Goal: Give the data again, word for word.

Records for this task:
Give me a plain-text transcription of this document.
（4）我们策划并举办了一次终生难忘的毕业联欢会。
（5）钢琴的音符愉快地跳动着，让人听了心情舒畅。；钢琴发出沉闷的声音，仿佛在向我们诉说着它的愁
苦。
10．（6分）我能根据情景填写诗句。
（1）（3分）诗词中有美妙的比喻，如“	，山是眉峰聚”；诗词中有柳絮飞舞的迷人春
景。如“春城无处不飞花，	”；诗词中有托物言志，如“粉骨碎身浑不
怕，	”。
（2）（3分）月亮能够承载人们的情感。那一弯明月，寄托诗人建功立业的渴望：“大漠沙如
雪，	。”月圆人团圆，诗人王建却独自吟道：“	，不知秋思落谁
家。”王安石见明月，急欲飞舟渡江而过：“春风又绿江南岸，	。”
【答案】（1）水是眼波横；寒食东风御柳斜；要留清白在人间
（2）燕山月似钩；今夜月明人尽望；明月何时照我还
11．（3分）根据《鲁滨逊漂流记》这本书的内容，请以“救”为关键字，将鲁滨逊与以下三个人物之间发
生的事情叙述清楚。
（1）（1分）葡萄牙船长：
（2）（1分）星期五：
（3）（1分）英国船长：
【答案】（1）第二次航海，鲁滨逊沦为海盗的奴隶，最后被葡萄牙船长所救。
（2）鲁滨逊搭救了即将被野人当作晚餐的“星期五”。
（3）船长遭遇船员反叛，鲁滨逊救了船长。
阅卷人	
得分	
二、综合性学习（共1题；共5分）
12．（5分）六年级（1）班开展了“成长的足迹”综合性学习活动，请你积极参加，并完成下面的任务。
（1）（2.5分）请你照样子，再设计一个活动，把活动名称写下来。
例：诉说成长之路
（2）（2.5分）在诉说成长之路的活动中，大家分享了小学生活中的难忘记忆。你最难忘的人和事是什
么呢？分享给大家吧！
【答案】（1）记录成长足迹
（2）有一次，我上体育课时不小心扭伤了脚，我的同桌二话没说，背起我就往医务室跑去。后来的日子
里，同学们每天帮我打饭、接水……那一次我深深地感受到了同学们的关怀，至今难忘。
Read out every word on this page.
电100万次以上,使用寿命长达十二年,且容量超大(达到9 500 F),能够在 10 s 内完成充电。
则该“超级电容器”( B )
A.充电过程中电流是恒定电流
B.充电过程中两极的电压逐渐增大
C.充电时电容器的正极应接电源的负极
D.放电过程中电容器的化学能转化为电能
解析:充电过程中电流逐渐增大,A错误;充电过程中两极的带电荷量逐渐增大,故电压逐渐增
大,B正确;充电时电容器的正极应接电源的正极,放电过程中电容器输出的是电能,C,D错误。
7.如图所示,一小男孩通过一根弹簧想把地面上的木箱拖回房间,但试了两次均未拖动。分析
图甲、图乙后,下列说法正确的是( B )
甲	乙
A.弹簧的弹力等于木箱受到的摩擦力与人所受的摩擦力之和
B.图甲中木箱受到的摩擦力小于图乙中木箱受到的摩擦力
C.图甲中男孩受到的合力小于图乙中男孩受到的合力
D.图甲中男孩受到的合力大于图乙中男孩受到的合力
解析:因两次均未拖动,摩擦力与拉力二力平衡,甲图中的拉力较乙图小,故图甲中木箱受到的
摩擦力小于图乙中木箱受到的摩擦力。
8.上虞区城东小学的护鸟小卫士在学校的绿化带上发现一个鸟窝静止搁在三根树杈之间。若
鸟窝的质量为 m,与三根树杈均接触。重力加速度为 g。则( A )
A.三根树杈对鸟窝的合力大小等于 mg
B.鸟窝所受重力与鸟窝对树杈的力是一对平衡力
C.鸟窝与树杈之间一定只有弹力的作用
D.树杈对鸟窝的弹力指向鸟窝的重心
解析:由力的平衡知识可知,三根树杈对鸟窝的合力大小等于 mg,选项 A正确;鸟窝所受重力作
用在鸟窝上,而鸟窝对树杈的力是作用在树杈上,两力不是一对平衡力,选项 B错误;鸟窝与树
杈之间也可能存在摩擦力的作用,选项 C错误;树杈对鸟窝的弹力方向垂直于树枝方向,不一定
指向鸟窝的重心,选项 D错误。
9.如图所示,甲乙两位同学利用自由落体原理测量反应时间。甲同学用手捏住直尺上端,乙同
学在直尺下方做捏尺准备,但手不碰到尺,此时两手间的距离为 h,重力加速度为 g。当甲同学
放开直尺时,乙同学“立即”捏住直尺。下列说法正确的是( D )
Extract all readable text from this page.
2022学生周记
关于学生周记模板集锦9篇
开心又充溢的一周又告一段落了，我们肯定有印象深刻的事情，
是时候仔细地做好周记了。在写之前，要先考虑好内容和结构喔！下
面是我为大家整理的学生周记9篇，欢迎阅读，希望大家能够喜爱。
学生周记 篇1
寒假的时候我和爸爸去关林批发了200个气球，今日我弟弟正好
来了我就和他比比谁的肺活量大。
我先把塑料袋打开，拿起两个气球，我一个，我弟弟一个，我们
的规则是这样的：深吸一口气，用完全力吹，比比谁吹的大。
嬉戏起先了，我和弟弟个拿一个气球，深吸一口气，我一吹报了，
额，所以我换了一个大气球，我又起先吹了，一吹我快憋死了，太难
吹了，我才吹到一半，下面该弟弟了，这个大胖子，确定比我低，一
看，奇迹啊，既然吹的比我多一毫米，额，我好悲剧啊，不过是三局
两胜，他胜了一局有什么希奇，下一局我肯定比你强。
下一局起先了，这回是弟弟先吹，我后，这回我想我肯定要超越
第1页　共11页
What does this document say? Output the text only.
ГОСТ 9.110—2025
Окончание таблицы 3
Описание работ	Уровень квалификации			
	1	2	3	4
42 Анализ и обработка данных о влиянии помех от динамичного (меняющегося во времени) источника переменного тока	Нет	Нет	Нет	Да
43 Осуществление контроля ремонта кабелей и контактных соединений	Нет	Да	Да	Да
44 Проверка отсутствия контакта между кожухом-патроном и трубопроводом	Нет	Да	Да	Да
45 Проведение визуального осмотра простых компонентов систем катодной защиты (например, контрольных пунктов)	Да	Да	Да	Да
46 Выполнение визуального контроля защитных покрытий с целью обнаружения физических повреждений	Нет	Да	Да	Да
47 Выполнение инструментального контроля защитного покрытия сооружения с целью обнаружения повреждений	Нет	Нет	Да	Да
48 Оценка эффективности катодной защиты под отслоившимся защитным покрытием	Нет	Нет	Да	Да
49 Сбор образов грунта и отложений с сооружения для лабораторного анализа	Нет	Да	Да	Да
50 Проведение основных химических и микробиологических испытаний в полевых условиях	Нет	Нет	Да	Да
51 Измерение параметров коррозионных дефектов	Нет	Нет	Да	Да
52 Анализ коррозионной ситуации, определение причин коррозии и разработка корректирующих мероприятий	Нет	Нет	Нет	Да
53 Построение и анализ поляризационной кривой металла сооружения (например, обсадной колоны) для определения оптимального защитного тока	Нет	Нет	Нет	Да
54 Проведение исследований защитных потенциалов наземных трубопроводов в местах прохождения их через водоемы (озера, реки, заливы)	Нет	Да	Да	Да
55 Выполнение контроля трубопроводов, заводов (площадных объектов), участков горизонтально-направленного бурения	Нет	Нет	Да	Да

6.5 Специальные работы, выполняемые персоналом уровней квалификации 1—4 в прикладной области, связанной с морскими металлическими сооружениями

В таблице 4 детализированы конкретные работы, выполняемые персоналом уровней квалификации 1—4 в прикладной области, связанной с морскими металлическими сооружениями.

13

Reply:
Give me a plain-text transcription of this document.
（4）我们策划并举办了一次终生难忘的毕业联欢会。
（5）钢琴的音符愉快地跳动着，让人听了心情舒畅。；钢琴发出沉闷的声音，仿佛在向我们诉说着它的愁
苦。
10．（6分）我能根据情景填写诗句。
（1）（3分）诗词中有美妙的比喻，如“	，山是眉峰聚”；诗词中有柳絮飞舞的迷人春
景。如“春城无处不飞花，	”；诗词中有托物言志，如“粉骨碎身浑不
怕，	”。
（2）（3分）月亮能够承载人们的情感。那一弯明月，寄托诗人建功立业的渴望：“大漠沙如
雪，	。”月圆人团圆，诗人王建却独自吟道：“	，不知秋思落谁
家。”王安石见明月，急欲飞舟渡江而过：“春风又绿江南岸，	。”
【答案】（1）水是眼波横；寒食东风御柳斜；要留清白在人间
（2）燕山月似钩；今夜月明人尽望；明月何时照我还
11．（3分）根据《鲁滨逊漂流记》这本书的内容，请以“救”为关键字，将鲁滨逊与以下三个人物之间发
生的事情叙述清楚。
（1）（1分）葡萄牙船长：
（2）（1分）星期五：
（3）（1分）英国船长：
【答案】（1）第二次航海，鲁滨逊沦为海盗的奴隶，最后被葡萄牙船长所救。
（2）鲁滨逊搭救了即将被野人当作晚餐的“星期五”。
（3）船长遭遇船员反叛，鲁滨逊救了船长。
阅卷人	
得分	
二、综合性学习（共1题；共5分）
12．（5分）六年级（1）班开展了“成长的足迹”综合性学习活动，请你积极参加，并完成下面的任务。
（1）（2.5分）请你照样子，再设计一个活动，把活动名称写下来。
例：诉说成长之路
（2）（2.5分）在诉说成长之路的活动中，大家分享了小学生活中的难忘记忆。你最难忘的人和事是什
么呢？分享给大家吧！
【答案】（1）记录成长足迹
（2）有一次，我上体育课时不小心扭伤了脚，我的同桌二话没说，背起我就往医务室跑去。后来的日子
里，同学们每天帮我打饭、接水……那一次我深深地感受到了同学们的关怀，至今难忘。
Read out every word on this page.
电100万次以上,使用寿命长达十二年,且容量超大(达到9 500 F),能够在 10 s 内完成充电。
则该“超级电容器”( B )
A.充电过程中电流是恒定电流
B.充电过程中两极的电压逐渐增大
C.充电时电容器的正极应接电源的负极
D.放电过程中电容器的化学能转化为电能
解析:充电过程中电流逐渐增大,A错误;充电过程中两极的带电荷量逐渐增大,故电压逐渐增
大,B正确;充电时电容器的正极应接电源的正极,放电过程中电容器输出的是电能,C,D错误。
7.如图所示,一小男孩通过一根弹簧想把地面上的木箱拖回房间,但试了两次均未拖动。分析
图甲、图乙后,下列说法正确的是( B )
甲	乙
A.弹簧的弹力等于木箱受到的摩擦力与人所受的摩擦力之和
B.图甲中木箱受到的摩擦力小于图乙中木箱受到的摩擦力
C.图甲中男孩受到的合力小于图乙中男孩受到的合力
D.图甲中男孩受到的合力大于图乙中男孩受到的合力
解析:因两次均未拖动,摩擦力与拉力二力平衡,甲图中的拉力较乙图小,故图甲中木箱受到的
摩擦力小于图乙中木箱受到的摩擦力。
8.上虞区城东小学的护鸟小卫士在学校的绿化带上发现一个鸟窝静止搁在三根树杈之间。若
鸟窝的质量为 m,与三根树杈均接触。重力加速度为 g。则( A )
A.三根树杈对鸟窝的合力大小等于 mg
B.鸟窝所受重力与鸟窝对树杈的力是一对平衡力
C.鸟窝与树杈之间一定只有弹力的作用
D.树杈对鸟窝的弹力指向鸟窝的重心
解析:由力的平衡知识可知,三根树杈对鸟窝的合力大小等于 mg,选项 A正确;鸟窝所受重力作
用在鸟窝上,而鸟窝对树杈的力是作用在树杈上,两力不是一对平衡力,选项 B错误;鸟窝与树
杈之间也可能存在摩擦力的作用,选项 C错误;树杈对鸟窝的弹力方向垂直于树枝方向,不一定
指向鸟窝的重心,选项 D错误。
9.如图所示,甲乙两位同学利用自由落体原理测量反应时间。甲同学用手捏住直尺上端,乙同
学在直尺下方做捏尺准备,但手不碰到尺,此时两手间的距离为 h,重力加速度为 g。当甲同学
放开直尺时,乙同学“立即”捏住直尺。下列说法正确的是( D )
Extract all readable text from this page.
2022学生周记
关于学生周记模板集锦9篇
开心又充溢的一周又告一段落了，我们肯定有印象深刻的事情，
是时候仔细地做好周记了。在写之前，要先考虑好内容和结构喔！下
面是我为大家整理的学生周记9篇，欢迎阅读，希望大家能够喜爱。
学生周记 篇1
寒假的时候我和爸爸去关林批发了200个气球，今日我弟弟正好
来了我就和他比比谁的肺活量大。
我先把塑料袋打开，拿起两个气球，我一个，我弟弟一个，我们
的规则是这样的：深吸一口气，用完全力吹，比比谁吹的大。
嬉戏起先了，我和弟弟个拿一个气球，深吸一口气，我一吹报了，
额，所以我换了一个大气球，我又起先吹了，一吹我快憋死了，太难
吹了，我才吹到一半，下面该弟弟了，这个大胖子，确定比我低，一
看，奇迹啊，既然吹的比我多一毫米，额，我好悲剧啊，不过是三局
两胜，他胜了一局有什么希奇，下一局我肯定比你强。
下一局起先了，这回是弟弟先吹，我后，这回我想我肯定要超越
第1页　共11页
What does this document say? Output the text only.
ГОСТ 9.110—2025
Окончание таблицы 3
Описание работ	Уровень квалификации			
	1	2	3	4
42 Анализ и обработка данных о влиянии помех от динамичного (меняющегося во времени) источника переменного тока	Нет	Нет	Нет	Да
43 Осуществление контроля ремонта кабелей и контактных соединений	Нет	Да	Да	Да
44 Проверка отсутствия контакта между кожухом-патроном и трубопроводом	Нет	Да	Да	Да
45 Проведение визуального осмотра простых компонентов систем катодной защиты (например, контрольных пунктов)	Да	Да	Да	Да
46 Выполнение визуального контроля защитных покрытий с целью обнаружения физических повреждений	Нет	Да	Да	Да
47 Выполнение инструментального контроля защитного покрытия сооружения с целью обнаружения повреждений	Нет	Нет	Да	Да
48 Оценка эффективности катодной защиты под отслоившимся защитным покрытием	Нет	Нет	Да	Да
49 Сбор образов грунта и отложений с сооружения для лабораторного анализа	Нет	Да	Да	Да
50 Проведение основных химических и микробиологических испытаний в полевых условиях	Нет	Нет	Да	Да
51 Измерение параметров коррозионных дефектов	Нет	Нет	Да	Да
52 Анализ коррозионной ситуации, определение причин коррозии и разработка корректирующих мероприятий	Нет	Нет	Нет	Да
53 Построение и анализ поляризационной кривой металла сооружения (например, обсадной колоны) для определения оптимального защитного тока	Нет	Нет	Нет	Да
54 Проведение исследований защитных потенциалов наземных трубопроводов в местах прохождения их через водоемы (озера, реки, заливы)	Нет	Да	Да	Да
55 Выполнение контроля трубопроводов, заводов (площадных объектов), участков горизонтально-направленного бурения	Нет	Нет	Да	Да

6.5 Специальные работы, выполняемые персоналом уровней квалификации 1—4 в прикладной области, связанной с морскими металлическими сооружениями

В таблице 4 детализированы конкретные работы, выполняемые персоналом уровней квалификации 1—4 в прикладной области, связанной с морскими металлическими сооружениями.

13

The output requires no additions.